→ Given exercise:
Copy out each line that has "this" in it.

→ Entries shown:
........
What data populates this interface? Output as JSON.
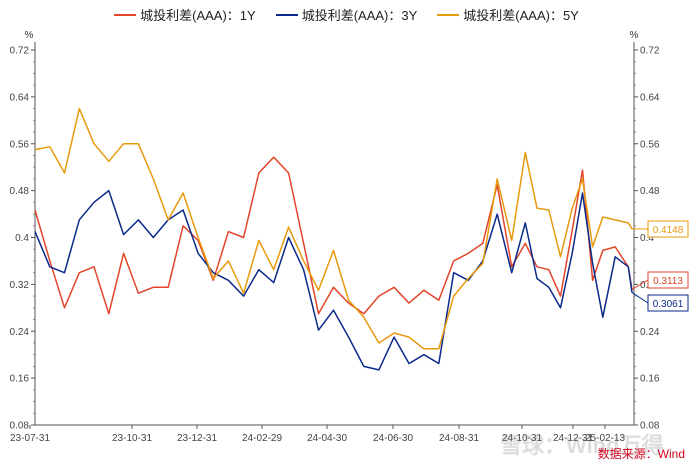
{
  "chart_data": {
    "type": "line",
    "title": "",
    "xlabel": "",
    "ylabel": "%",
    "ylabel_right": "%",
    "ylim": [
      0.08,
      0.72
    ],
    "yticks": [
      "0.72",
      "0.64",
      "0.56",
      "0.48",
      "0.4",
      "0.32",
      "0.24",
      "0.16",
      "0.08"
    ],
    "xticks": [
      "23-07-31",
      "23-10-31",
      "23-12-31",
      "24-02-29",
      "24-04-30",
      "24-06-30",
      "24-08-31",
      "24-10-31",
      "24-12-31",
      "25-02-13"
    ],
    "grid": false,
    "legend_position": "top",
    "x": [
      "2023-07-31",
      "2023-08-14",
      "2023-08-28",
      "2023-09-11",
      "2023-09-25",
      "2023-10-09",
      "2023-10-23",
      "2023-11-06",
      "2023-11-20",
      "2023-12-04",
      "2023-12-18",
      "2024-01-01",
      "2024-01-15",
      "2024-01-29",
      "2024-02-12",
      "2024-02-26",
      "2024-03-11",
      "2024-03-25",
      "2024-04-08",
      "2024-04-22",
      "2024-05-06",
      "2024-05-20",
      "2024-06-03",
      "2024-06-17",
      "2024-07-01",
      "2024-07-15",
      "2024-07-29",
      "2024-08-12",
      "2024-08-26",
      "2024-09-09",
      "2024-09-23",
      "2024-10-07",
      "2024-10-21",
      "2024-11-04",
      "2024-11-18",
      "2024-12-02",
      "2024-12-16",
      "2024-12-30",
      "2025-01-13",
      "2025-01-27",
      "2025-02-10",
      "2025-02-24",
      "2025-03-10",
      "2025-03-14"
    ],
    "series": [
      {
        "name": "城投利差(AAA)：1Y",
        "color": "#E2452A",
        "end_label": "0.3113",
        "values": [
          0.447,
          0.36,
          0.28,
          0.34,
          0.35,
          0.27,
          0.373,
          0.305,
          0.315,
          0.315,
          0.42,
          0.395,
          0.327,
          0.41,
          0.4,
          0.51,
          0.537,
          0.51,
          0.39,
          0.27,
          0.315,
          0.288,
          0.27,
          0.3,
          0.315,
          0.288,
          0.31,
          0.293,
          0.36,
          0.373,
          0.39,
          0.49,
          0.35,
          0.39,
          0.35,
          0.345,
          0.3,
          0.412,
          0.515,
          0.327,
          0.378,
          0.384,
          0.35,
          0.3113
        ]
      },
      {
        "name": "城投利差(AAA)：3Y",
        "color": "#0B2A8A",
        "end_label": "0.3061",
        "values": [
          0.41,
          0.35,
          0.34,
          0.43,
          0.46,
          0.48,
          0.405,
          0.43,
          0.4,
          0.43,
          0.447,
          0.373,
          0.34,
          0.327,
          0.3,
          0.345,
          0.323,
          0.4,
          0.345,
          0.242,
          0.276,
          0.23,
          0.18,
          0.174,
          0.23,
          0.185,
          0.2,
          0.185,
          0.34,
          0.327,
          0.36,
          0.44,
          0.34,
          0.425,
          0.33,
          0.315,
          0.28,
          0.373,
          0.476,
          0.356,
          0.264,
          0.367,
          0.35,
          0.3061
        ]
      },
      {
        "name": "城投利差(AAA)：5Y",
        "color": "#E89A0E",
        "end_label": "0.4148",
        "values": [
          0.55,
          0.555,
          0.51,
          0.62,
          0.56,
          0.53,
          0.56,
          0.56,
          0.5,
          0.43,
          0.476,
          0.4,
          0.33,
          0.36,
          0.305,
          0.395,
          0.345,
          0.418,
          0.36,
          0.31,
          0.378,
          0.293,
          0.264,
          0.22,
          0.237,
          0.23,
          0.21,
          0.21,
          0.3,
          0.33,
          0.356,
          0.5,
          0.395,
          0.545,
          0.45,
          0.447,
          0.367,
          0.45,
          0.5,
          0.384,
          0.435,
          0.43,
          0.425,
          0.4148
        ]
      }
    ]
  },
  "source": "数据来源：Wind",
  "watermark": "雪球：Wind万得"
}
........
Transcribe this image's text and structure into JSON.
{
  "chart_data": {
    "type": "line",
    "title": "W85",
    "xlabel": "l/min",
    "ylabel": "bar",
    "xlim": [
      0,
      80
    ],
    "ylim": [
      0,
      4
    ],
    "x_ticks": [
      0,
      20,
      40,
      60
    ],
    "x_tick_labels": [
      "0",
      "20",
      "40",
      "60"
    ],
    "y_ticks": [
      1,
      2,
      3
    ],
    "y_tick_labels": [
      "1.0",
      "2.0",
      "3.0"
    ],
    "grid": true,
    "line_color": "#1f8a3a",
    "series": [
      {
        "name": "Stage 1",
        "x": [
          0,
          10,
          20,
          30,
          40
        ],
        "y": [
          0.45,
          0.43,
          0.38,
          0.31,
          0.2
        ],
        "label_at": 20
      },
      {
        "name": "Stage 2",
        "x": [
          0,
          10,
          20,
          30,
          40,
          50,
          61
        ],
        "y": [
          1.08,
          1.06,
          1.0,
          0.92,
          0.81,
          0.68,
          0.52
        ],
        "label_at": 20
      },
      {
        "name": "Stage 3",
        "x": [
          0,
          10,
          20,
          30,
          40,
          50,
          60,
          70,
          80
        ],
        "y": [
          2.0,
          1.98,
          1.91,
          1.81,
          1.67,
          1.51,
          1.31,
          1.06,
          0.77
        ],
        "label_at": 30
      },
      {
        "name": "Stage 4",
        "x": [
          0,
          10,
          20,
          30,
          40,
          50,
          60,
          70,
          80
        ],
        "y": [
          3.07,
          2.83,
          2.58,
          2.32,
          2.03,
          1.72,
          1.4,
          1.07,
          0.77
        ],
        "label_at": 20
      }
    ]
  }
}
........
→ Answer:
What data populates this interface? Output as JSON.
Transcribe this image's text and structure into JSON.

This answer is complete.